| CONSIGNA DEL EJERCICIO |
Prolonga el texto sobre Florentino Pérez Embid y el arte contemporáneo en Sevilla a partir de su última oración.

Pérez Embid formaba parte del grupo de los tecnócratas del Opus Dei que querían ofrecer al extranjero una renovada imagen de España y el arte contemporáneo les sirvió para este propósito.

Durante su etapa sevillana, fundó el Club La Rábida, que acogía muestras de artes locales organizadas por el pintor Miguel Pérez Aguilera, y donde participaron Carmen Laffón, Jaime Burguillos o Santiago del Campo.

A propuesta del arquitecto y profesor de la Escuela de Arquitectura, Rafael Manzano, Florentino Pérez Embid designó como director del Museo de Arte Contemporáneo de Sevilla a Víctor Pérez Escolano, un entonces jovencísimo estudiante de 24 años, quien se rodeó de un equipo de colaboradores entre los que estaban el también arquitecto José Ramón Sierra y el pintor Francisco Molina.

| DATOS PROPORCIONADOS |
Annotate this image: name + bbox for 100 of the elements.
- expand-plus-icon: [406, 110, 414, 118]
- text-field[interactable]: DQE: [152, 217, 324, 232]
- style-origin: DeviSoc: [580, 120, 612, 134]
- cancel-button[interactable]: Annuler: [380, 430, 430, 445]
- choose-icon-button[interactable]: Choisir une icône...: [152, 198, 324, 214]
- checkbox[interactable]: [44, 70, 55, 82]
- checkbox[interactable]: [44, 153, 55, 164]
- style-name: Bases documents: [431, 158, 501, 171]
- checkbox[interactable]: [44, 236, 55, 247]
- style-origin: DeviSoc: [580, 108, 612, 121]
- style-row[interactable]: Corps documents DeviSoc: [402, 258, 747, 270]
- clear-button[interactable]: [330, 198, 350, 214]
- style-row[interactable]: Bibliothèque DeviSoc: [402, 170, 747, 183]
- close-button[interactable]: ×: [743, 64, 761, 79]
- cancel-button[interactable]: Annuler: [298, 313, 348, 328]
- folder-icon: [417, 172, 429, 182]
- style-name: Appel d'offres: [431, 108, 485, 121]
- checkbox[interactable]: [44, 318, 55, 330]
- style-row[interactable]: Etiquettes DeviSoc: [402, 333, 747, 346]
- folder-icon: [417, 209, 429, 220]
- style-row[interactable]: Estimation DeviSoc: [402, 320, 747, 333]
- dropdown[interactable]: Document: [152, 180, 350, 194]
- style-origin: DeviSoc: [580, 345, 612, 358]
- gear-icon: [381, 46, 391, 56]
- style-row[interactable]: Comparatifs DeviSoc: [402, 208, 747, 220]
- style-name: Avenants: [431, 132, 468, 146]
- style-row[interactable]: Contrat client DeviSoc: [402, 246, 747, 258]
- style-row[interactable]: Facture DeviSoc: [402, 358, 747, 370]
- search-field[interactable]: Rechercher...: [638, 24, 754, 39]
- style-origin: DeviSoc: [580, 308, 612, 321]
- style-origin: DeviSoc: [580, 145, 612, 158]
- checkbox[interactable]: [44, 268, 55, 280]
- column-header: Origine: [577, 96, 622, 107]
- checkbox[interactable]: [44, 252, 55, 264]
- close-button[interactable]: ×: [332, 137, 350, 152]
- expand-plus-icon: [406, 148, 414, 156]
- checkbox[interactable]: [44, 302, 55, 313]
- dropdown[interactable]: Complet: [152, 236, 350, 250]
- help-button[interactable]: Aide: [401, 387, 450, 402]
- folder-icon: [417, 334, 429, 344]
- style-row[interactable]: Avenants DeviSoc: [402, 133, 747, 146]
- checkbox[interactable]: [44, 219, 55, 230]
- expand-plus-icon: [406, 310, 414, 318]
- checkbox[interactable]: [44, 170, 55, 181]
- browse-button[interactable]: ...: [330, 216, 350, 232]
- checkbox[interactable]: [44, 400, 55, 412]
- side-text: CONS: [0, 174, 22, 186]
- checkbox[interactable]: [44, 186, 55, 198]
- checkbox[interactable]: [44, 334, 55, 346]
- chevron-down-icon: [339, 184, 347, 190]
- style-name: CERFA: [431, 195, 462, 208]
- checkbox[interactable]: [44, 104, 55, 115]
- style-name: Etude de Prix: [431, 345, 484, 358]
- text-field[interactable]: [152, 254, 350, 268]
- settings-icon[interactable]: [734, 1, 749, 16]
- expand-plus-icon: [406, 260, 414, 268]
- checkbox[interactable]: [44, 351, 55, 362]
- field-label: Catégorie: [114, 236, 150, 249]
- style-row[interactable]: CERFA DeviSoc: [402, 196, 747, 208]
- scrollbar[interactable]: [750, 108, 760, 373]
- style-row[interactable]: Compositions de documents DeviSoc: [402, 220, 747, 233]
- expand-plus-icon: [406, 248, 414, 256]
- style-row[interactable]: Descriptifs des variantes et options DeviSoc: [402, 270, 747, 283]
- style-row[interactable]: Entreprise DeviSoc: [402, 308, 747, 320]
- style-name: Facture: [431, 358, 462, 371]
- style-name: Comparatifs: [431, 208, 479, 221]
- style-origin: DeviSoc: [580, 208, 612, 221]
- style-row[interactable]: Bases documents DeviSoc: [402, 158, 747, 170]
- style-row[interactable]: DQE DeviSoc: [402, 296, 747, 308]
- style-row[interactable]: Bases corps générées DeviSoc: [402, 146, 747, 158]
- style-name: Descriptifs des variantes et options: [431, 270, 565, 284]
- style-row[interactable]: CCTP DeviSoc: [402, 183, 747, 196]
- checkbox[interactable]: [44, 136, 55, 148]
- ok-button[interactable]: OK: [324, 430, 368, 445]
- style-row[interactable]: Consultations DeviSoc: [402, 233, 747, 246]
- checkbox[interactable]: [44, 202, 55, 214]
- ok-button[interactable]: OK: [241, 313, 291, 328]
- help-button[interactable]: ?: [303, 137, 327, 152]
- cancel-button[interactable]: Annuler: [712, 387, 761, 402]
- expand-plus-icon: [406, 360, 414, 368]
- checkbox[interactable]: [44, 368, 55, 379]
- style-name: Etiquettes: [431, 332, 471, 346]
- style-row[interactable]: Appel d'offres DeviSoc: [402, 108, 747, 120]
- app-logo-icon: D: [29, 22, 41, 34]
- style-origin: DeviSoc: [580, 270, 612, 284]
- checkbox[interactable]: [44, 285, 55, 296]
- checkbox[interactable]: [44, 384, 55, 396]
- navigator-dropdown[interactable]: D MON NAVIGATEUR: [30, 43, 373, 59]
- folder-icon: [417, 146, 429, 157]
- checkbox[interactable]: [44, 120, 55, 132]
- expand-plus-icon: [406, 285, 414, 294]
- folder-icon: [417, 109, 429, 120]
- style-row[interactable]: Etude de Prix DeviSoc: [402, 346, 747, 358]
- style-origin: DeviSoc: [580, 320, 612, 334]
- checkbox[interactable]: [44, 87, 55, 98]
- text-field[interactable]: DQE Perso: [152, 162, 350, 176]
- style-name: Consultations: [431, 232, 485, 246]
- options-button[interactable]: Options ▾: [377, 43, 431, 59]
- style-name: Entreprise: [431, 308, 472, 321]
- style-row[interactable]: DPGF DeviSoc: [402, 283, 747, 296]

| RESULTADO DEL EJERCICIO |
Según recuerda Víctor Pérez Escolano en un artículo, en la exposición de motivos del decreto por el que se creaba la nueva institución museística andaluza se indicaba expresamente que "singularmente, en los años últimos, ha surgido en Sevilla y en todo el sur de España, una amplia corriente de renovación artística que participa con toda brillantez en las actuales tendencias estéticas".

En dicho texto, Pérez Escolano reflexiona sobre la vida artística de los años 60 del pasado siglo en Sevilla: "En los sesenta vivimos con intensidad los avatares del arte y la cultura un grupo de estudiantes de arquitectura entre los que alcanzarían reconocimiento como pintores Gerardo Delgado, José Ramón Sierra y Juan Suárez. En Sevilla vivimos la pugna por emerger de la abstracción pictórica entre el informalismo y el arte normativo, o los avances de la figuración, bien en su vertiente lírica (Carmen Laffón), o expresiva de denuncia social (Francisco Cortijo) y especialmente el pop-art y la nueva figuración (Luis Gordillo)".

SALA SAN HERMENEGILDO

El Museo se inauguró en 1970 para ser el primer museo público de arte contemporáneo que abrió sus puertas fuera de Madrid con la filosofía de dejar atrás el academicismo imperante de la época.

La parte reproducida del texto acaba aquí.